Record list

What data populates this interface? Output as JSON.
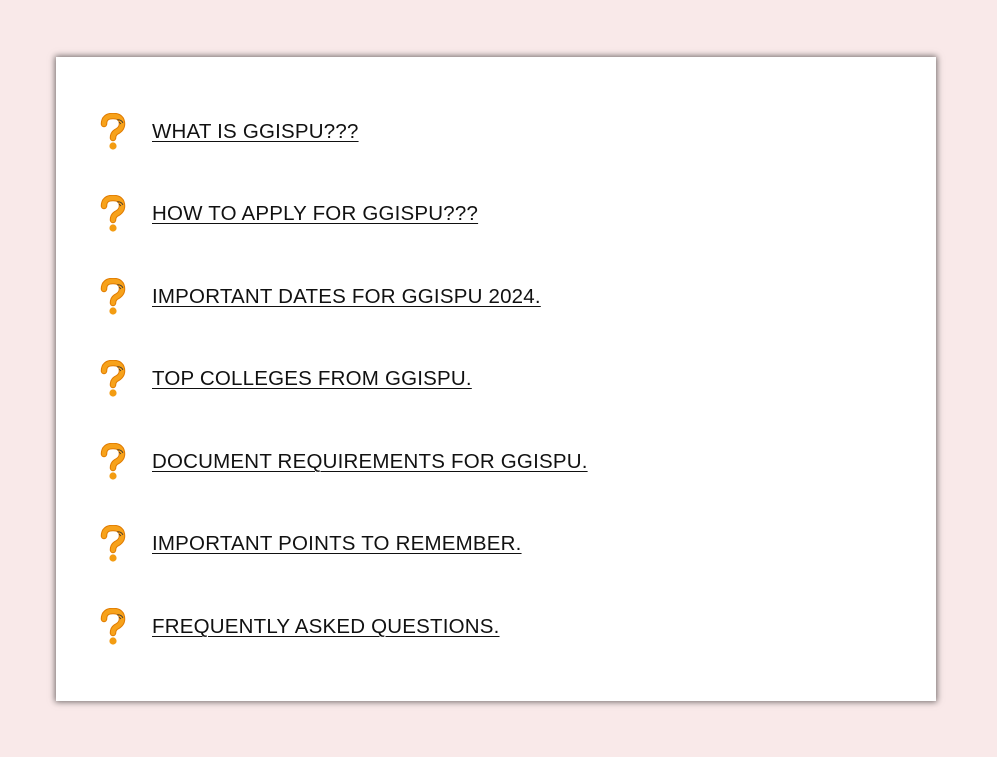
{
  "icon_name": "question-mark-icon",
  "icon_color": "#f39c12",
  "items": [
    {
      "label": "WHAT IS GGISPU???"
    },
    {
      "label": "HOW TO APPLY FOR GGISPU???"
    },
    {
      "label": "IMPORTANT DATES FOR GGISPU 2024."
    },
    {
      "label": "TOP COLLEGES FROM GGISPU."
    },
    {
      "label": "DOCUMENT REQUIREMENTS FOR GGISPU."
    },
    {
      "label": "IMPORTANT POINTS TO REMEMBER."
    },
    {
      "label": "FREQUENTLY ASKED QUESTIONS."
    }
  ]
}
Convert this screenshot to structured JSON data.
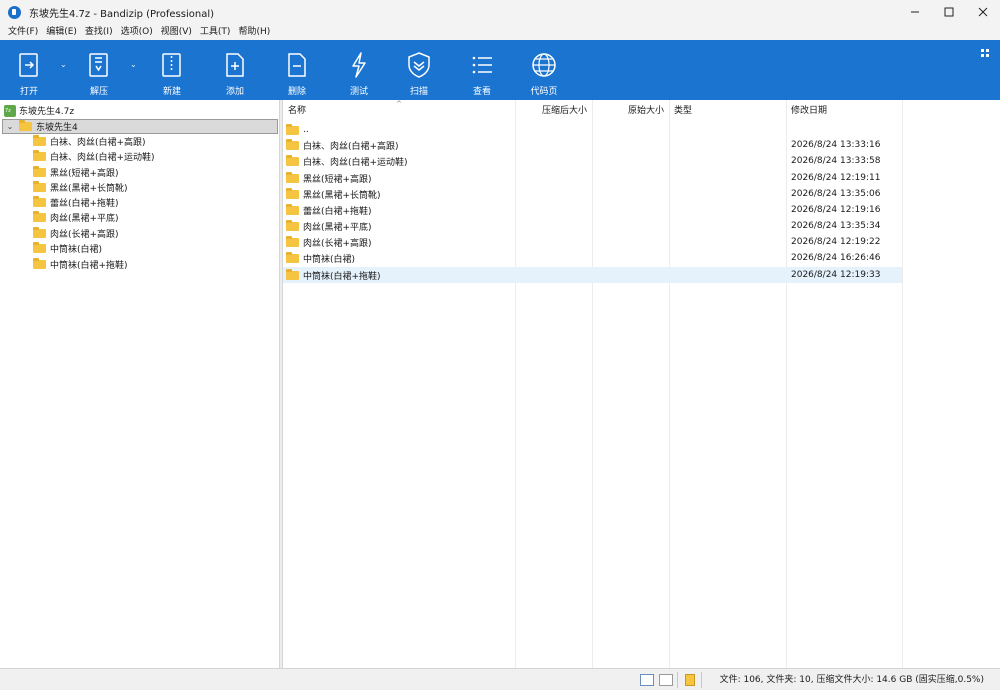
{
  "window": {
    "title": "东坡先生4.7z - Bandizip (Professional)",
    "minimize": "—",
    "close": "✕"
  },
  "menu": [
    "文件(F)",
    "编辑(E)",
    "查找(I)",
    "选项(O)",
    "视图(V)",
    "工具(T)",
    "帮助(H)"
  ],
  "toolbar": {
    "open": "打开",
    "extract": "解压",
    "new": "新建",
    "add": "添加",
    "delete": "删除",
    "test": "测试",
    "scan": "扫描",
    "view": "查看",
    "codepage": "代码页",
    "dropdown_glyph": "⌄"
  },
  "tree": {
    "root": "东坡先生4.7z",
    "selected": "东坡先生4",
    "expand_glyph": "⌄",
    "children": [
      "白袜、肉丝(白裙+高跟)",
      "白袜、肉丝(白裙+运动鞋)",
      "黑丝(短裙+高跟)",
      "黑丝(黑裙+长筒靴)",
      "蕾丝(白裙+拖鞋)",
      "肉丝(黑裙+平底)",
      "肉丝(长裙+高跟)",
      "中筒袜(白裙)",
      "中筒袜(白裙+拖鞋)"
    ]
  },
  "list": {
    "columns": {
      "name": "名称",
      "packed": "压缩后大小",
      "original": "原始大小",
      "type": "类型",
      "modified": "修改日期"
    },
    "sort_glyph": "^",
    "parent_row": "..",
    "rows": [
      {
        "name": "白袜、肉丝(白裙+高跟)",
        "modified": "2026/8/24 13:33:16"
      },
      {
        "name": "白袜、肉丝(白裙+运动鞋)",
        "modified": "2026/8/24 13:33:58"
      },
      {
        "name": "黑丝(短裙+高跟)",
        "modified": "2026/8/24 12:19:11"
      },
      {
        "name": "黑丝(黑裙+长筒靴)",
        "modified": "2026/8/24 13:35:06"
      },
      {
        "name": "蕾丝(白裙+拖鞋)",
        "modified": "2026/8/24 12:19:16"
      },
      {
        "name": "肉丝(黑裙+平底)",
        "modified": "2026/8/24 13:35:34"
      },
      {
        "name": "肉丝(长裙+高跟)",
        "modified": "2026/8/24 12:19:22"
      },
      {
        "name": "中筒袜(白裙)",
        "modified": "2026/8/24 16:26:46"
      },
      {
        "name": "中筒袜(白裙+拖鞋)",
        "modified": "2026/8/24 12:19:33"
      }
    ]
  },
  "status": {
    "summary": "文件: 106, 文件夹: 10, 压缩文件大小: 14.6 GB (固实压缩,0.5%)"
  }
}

Instructions to follow
Search the records for the string "GGISPU" and return every line in which it occurs.

Written response
      "label": "WHAT IS GGISPU???"
      "label": "HOW TO APPLY FOR GGISPU???"
      "label": "IMPORTANT DATES FOR GGISPU 2024."
      "label": "TOP COLLEGES FROM GGISPU."
      "label": "DOCUMENT REQUIREMENTS FOR GGISPU."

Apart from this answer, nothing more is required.